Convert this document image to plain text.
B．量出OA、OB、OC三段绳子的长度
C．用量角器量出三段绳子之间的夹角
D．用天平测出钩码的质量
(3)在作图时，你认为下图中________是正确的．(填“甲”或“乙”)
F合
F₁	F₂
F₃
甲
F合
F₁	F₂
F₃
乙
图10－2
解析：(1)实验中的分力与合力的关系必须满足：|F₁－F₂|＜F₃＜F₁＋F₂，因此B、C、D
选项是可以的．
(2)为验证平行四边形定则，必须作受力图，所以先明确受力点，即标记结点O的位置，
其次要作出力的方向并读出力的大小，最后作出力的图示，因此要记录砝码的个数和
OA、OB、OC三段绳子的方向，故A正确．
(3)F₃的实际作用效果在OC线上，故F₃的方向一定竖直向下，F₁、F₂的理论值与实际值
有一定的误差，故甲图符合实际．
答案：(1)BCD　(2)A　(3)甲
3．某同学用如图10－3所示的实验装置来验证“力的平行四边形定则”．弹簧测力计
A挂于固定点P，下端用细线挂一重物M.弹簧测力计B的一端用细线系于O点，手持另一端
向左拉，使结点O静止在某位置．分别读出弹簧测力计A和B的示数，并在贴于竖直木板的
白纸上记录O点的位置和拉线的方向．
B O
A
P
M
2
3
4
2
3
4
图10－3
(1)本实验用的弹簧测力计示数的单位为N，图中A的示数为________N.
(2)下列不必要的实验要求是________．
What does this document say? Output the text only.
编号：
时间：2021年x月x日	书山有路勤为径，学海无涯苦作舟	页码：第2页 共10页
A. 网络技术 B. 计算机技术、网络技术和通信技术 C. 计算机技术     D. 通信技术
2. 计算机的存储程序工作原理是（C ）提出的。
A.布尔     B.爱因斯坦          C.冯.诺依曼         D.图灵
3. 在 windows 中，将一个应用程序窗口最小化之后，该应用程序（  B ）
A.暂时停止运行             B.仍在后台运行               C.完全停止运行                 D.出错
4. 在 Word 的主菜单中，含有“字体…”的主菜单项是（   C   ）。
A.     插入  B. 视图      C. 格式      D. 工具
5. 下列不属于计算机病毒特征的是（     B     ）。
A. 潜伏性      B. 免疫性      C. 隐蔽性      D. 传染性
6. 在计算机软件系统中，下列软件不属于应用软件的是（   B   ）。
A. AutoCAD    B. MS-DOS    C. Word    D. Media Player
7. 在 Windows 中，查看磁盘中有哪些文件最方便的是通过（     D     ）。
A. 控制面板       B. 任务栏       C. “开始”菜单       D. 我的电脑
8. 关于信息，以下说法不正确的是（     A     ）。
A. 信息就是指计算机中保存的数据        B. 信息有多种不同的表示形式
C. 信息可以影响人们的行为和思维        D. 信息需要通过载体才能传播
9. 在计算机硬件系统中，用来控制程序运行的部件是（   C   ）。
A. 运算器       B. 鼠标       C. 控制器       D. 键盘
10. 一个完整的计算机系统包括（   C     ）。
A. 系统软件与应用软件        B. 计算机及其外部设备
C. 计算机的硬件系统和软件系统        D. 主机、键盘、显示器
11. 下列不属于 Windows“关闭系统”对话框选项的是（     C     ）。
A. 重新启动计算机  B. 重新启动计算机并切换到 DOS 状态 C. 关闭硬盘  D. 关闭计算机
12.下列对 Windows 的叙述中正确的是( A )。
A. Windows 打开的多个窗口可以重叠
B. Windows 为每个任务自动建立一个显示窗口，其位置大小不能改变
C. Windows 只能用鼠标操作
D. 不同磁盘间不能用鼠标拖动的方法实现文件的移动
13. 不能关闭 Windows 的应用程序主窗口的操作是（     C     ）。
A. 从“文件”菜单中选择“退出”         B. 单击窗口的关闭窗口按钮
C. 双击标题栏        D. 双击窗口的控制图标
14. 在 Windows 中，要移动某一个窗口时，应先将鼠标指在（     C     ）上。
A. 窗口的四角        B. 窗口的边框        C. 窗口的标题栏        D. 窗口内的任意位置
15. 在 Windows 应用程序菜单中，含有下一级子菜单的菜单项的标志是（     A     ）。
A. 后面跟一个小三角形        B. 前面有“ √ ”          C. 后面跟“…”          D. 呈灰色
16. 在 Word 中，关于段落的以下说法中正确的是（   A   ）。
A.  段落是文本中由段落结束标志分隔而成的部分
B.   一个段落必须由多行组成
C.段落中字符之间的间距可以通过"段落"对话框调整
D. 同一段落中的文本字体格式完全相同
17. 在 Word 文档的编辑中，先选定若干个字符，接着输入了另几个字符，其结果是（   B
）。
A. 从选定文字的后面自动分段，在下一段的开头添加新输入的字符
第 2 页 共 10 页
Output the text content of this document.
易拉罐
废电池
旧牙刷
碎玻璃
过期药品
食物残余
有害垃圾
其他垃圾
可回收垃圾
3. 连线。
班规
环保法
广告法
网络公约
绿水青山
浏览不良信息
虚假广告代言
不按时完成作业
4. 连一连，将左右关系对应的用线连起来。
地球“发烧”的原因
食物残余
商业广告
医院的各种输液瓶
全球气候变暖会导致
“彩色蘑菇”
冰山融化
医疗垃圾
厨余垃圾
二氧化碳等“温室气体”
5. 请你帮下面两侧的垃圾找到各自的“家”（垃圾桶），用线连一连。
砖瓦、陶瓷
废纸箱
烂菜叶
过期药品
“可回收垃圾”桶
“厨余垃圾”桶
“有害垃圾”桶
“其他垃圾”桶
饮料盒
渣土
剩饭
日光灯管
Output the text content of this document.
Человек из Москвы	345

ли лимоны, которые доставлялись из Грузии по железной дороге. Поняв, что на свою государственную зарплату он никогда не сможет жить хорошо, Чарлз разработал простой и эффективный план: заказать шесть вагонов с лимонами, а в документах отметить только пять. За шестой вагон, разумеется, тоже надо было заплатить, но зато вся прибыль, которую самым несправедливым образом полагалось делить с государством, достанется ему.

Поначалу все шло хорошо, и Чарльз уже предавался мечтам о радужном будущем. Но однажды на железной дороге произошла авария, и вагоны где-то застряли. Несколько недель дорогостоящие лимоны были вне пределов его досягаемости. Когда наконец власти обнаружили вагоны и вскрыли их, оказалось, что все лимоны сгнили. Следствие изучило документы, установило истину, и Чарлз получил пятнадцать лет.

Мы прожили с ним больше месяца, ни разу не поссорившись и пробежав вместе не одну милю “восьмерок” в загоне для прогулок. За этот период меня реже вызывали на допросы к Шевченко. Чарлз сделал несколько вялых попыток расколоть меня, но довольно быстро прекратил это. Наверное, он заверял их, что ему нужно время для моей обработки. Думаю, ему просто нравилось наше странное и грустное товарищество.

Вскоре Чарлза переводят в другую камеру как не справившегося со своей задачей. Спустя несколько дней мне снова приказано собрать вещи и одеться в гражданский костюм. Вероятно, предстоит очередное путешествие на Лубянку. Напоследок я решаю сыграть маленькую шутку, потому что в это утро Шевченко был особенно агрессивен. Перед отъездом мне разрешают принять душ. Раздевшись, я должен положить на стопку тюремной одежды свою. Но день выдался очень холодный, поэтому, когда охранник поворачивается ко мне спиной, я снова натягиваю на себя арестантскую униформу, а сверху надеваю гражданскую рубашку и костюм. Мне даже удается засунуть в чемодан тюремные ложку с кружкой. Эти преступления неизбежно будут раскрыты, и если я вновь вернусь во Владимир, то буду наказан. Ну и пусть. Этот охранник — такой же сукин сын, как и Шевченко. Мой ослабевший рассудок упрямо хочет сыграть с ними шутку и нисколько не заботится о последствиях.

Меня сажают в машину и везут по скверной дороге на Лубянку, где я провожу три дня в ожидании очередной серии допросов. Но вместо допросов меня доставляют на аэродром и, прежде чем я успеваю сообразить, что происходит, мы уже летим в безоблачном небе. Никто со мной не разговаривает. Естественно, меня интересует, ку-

▬▬▬

Copy the data above in full, character for character.

▶ _RESPONSE_
Convert this document image to plain text.
B．量出OA、OB、OC三段绳子的长度
C．用量角器量出三段绳子之间的夹角
D．用天平测出钩码的质量
(3)在作图时，你认为下图中________是正确的．(填“甲”或“乙”)
F合
F₁	F₂
F₃
甲
F合
F₁	F₂
F₃
乙
图10－2
解析：(1)实验中的分力与合力的关系必须满足：|F₁－F₂|＜F₃＜F₁＋F₂，因此B、C、D
选项是可以的．
(2)为验证平行四边形定则，必须作受力图，所以先明确受力点，即标记结点O的位置，
其次要作出力的方向并读出力的大小，最后作出力的图示，因此要记录砝码的个数和
OA、OB、OC三段绳子的方向，故A正确．
(3)F₃的实际作用效果在OC线上，故F₃的方向一定竖直向下，F₁、F₂的理论值与实际值
有一定的误差，故甲图符合实际．
答案：(1)BCD　(2)A　(3)甲
3．某同学用如图10－3所示的实验装置来验证“力的平行四边形定则”．弹簧测力计
A挂于固定点P，下端用细线挂一重物M.弹簧测力计B的一端用细线系于O点，手持另一端
向左拉，使结点O静止在某位置．分别读出弹簧测力计A和B的示数，并在贴于竖直木板的
白纸上记录O点的位置和拉线的方向．
B O
A
P
M
2
3
4
2
3
4
图10－3
(1)本实验用的弹簧测力计示数的单位为N，图中A的示数为________N.
(2)下列不必要的实验要求是________．
What does this document say? Output the text only.
编号：
时间：2021年x月x日	书山有路勤为径，学海无涯苦作舟	页码：第2页 共10页
A. 网络技术 B. 计算机技术、网络技术和通信技术 C. 计算机技术     D. 通信技术
2. 计算机的存储程序工作原理是（C ）提出的。
A.布尔     B.爱因斯坦          C.冯.诺依曼         D.图灵
3. 在 windows 中，将一个应用程序窗口最小化之后，该应用程序（  B ）
A.暂时停止运行             B.仍在后台运行               C.完全停止运行                 D.出错
4. 在 Word 的主菜单中，含有“字体…”的主菜单项是（   C   ）。
A.     插入  B. 视图      C. 格式      D. 工具
5. 下列不属于计算机病毒特征的是（     B     ）。
A. 潜伏性      B. 免疫性      C. 隐蔽性      D. 传染性
6. 在计算机软件系统中，下列软件不属于应用软件的是（   B   ）。
A. AutoCAD    B. MS-DOS    C. Word    D. Media Player
7. 在 Windows 中，查看磁盘中有哪些文件最方便的是通过（     D     ）。
A. 控制面板       B. 任务栏       C. “开始”菜单       D. 我的电脑
8. 关于信息，以下说法不正确的是（     A     ）。
A. 信息就是指计算机中保存的数据        B. 信息有多种不同的表示形式
C. 信息可以影响人们的行为和思维        D. 信息需要通过载体才能传播
9. 在计算机硬件系统中，用来控制程序运行的部件是（   C   ）。
A. 运算器       B. 鼠标       C. 控制器       D. 键盘
10. 一个完整的计算机系统包括（   C     ）。
A. 系统软件与应用软件        B. 计算机及其外部设备
C. 计算机的硬件系统和软件系统        D. 主机、键盘、显示器
11. 下列不属于 Windows“关闭系统”对话框选项的是（     C     ）。
A. 重新启动计算机  B. 重新启动计算机并切换到 DOS 状态 C. 关闭硬盘  D. 关闭计算机
12.下列对 Windows 的叙述中正确的是( A )。
A. Windows 打开的多个窗口可以重叠
B. Windows 为每个任务自动建立一个显示窗口，其位置大小不能改变
C. Windows 只能用鼠标操作
D. 不同磁盘间不能用鼠标拖动的方法实现文件的移动
13. 不能关闭 Windows 的应用程序主窗口的操作是（     C     ）。
A. 从“文件”菜单中选择“退出”         B. 单击窗口的关闭窗口按钮
C. 双击标题栏        D. 双击窗口的控制图标
14. 在 Windows 中，要移动某一个窗口时，应先将鼠标指在（     C     ）上。
A. 窗口的四角        B. 窗口的边框        C. 窗口的标题栏        D. 窗口内的任意位置
15. 在 Windows 应用程序菜单中，含有下一级子菜单的菜单项的标志是（     A     ）。
A. 后面跟一个小三角形        B. 前面有“ √ ”          C. 后面跟“…”          D. 呈灰色
16. 在 Word 中，关于段落的以下说法中正确的是（   A   ）。
A.  段落是文本中由段落结束标志分隔而成的部分
B.   一个段落必须由多行组成
C.段落中字符之间的间距可以通过"段落"对话框调整
D. 同一段落中的文本字体格式完全相同
17. 在 Word 文档的编辑中，先选定若干个字符，接着输入了另几个字符，其结果是（   B
）。
A. 从选定文字的后面自动分段，在下一段的开头添加新输入的字符
第 2 页 共 10 页
Output the text content of this document.
易拉罐
废电池
旧牙刷
碎玻璃
过期药品
食物残余
有害垃圾
其他垃圾
可回收垃圾
3. 连线。
班规
环保法
广告法
网络公约
绿水青山
浏览不良信息
虚假广告代言
不按时完成作业
4. 连一连，将左右关系对应的用线连起来。
地球“发烧”的原因
食物残余
商业广告
医院的各种输液瓶
全球气候变暖会导致
“彩色蘑菇”
冰山融化
医疗垃圾
厨余垃圾
二氧化碳等“温室气体”
5. 请你帮下面两侧的垃圾找到各自的“家”（垃圾桶），用线连一连。
砖瓦、陶瓷
废纸箱
烂菜叶
过期药品
“可回收垃圾”桶
“厨余垃圾”桶
“有害垃圾”桶
“其他垃圾”桶
饮料盒
渣土
剩饭
日光灯管
Output the text content of this document.
Человек из Москвы	345

ли лимоны, которые доставлялись из Грузии по железной дороге. Поняв, что на свою государственную зарплату он никогда не сможет жить хорошо, Чарлз разработал простой и эффективный план: заказать шесть вагонов с лимонами, а в документах отметить только пять. За шестой вагон, разумеется, тоже надо было заплатить, но зато вся прибыль, которую самым несправедливым образом полагалось делить с государством, достанется ему.

Поначалу все шло хорошо, и Чарльз уже предавался мечтам о радужном будущем. Но однажды на железной дороге произошла авария, и вагоны где-то застряли. Несколько недель дорогостоящие лимоны были вне пределов его досягаемости. Когда наконец власти обнаружили вагоны и вскрыли их, оказалось, что все лимоны сгнили. Следствие изучило документы, установило истину, и Чарлз получил пятнадцать лет.

Мы прожили с ним больше месяца, ни разу не поссорившись и пробежав вместе не одну милю “восьмерок” в загоне для прогулок. За этот период меня реже вызывали на допросы к Шевченко. Чарлз сделал несколько вялых попыток расколоть меня, но довольно быстро прекратил это. Наверное, он заверял их, что ему нужно время для моей обработки. Думаю, ему просто нравилось наше странное и грустное товарищество.

Вскоре Чарлза переводят в другую камеру как не справившегося со своей задачей. Спустя несколько дней мне снова приказано собрать вещи и одеться в гражданский костюм. Вероятно, предстоит очередное путешествие на Лубянку. Напоследок я решаю сыграть маленькую шутку, потому что в это утро Шевченко был особенно агрессивен. Перед отъездом мне разрешают принять душ. Раздевшись, я должен положить на стопку тюремной одежды свою. Но день выдался очень холодный, поэтому, когда охранник поворачивается ко мне спиной, я снова натягиваю на себя арестантскую униформу, а сверху надеваю гражданскую рубашку и костюм. Мне даже удается засунуть в чемодан тюремные ложку с кружкой. Эти преступления неизбежно будут раскрыты, и если я вновь вернусь во Владимир, то буду наказан. Ну и пусть. Этот охранник — такой же сукин сын, как и Шевченко. Мой ослабевший рассудок упрямо хочет сыграть с ними шутку и нисколько не заботится о последствиях.

Меня сажают в машину и везут по скверной дороге на Лубянку, где я провожу три дня в ожидании очередной серии допросов. Но вместо допросов меня доставляют на аэродром и, прежде чем я успеваю сообразить, что происходит, мы уже летим в безоблачном небе. Никто со мной не разговаривает. Естественно, меня интересует, ку-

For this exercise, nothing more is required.